──────── WORKING DATA
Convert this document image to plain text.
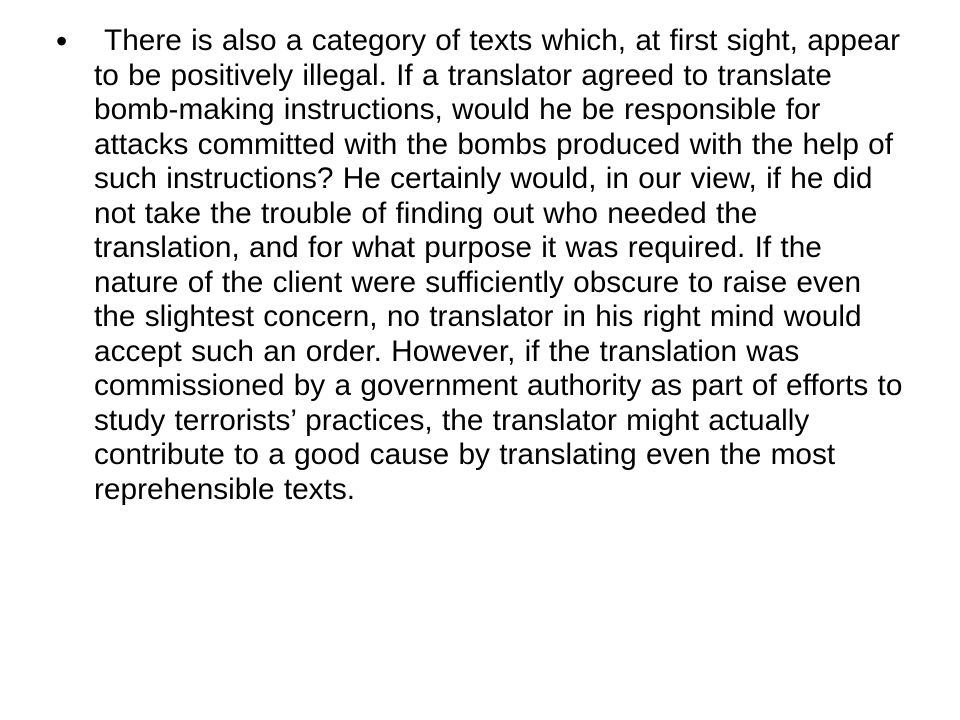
•	There is also a category of texts which, at first sight, appear to be positively illegal. If a translator agreed to translate bomb-making instructions, would he be responsible for attacks committed with the bombs produced with the help of such instructions? He certainly would, in our view, if he did not take the trouble of finding out who needed the translation, and for what purpose it was required. If the nature of the client were sufficiently obscure to raise even the slightest concern, no translator in his right mind would accept such an order. However, if the translation was commissioned by a government authority as part of efforts to study terrorists’ practices, the translator might actually contribute to a good cause by translating even the most reprehensible texts.
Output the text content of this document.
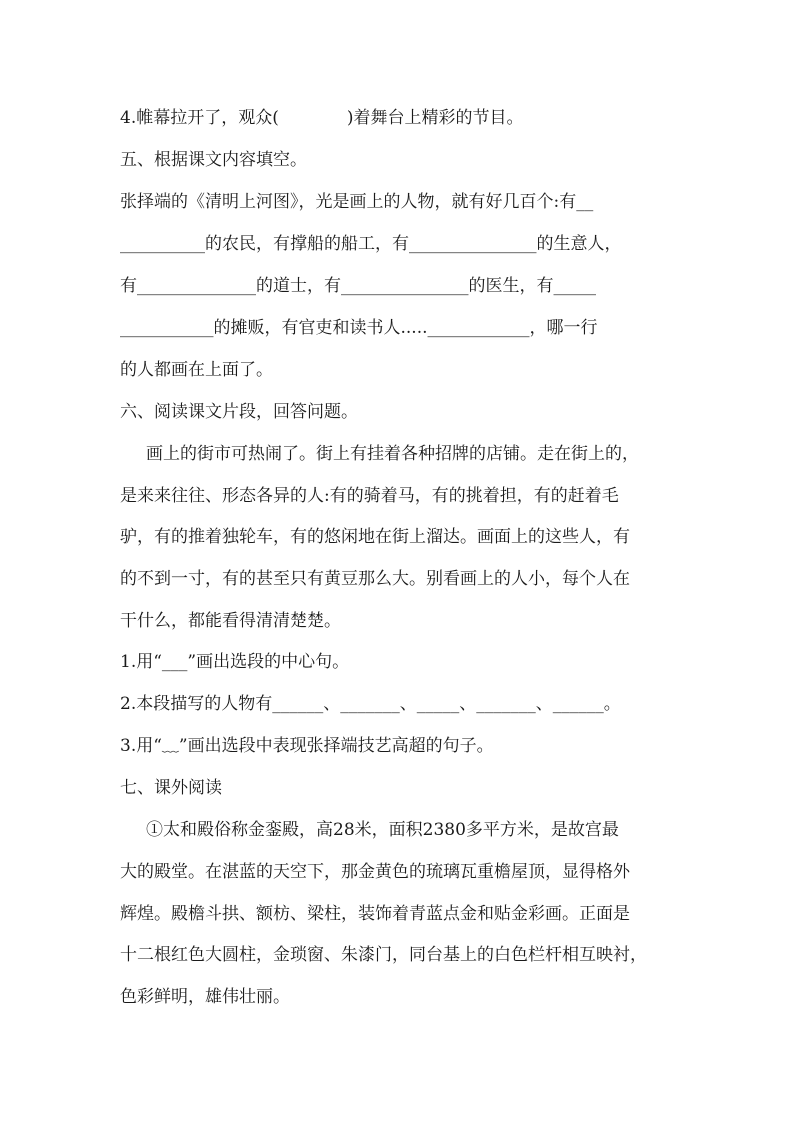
4.帷幕拉开了，观众(　　　　)着舞台上精彩的节目。
五、根据课文内容填空。
张择端的《清明上河图》，光是画上的人物，就有好几百个:有__
__________的农民，有撑船的船工，有_______________的生意人，
有______________的道士，有_______________的医生，有_____
___________的摊贩，有官吏和读书人.....____________，哪一行
的人都画在上面了。
六、阅读课文片段，回答问题。
画上的街市可热闹了。街上有挂着各种招牌的店铺。走在街上的，
是来来往往、形态各异的人:有的骑着马，有的挑着担，有的赶着毛
驴，有的推着独轮车，有的悠闲地在街上溜达。画面上的这些人，有
的不到一寸，有的甚至只有黄豆那么大。别看画上的人小，每个人在
干什么，都能看得清清楚楚。
1.用“___”画出选段的中心句。
2.本段描写的人物有______、_______、_____、_______、______。
3.用“﹏”画出选段中表现张择端技艺高超的句子。
七、课外阅读
①太和殿俗称金銮殿，高28米，面积2380多平方米，是故宫最
大的殿堂。在湛蓝的天空下，那金黄色的琉璃瓦重檐屋顶，显得格外
辉煌。殿檐斗拱、额枋、梁柱，装饰着青蓝点金和贴金彩画。正面是
十二根红色大圆柱，金琐窗、朱漆门，同台基上的白色栏杆相互映衬，
色彩鲜明，雄伟壮丽。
────────────────
TASK TO COMPLETE — Only the number is required: the count of lines containing the word "this".

EXERCISE RESULT — 2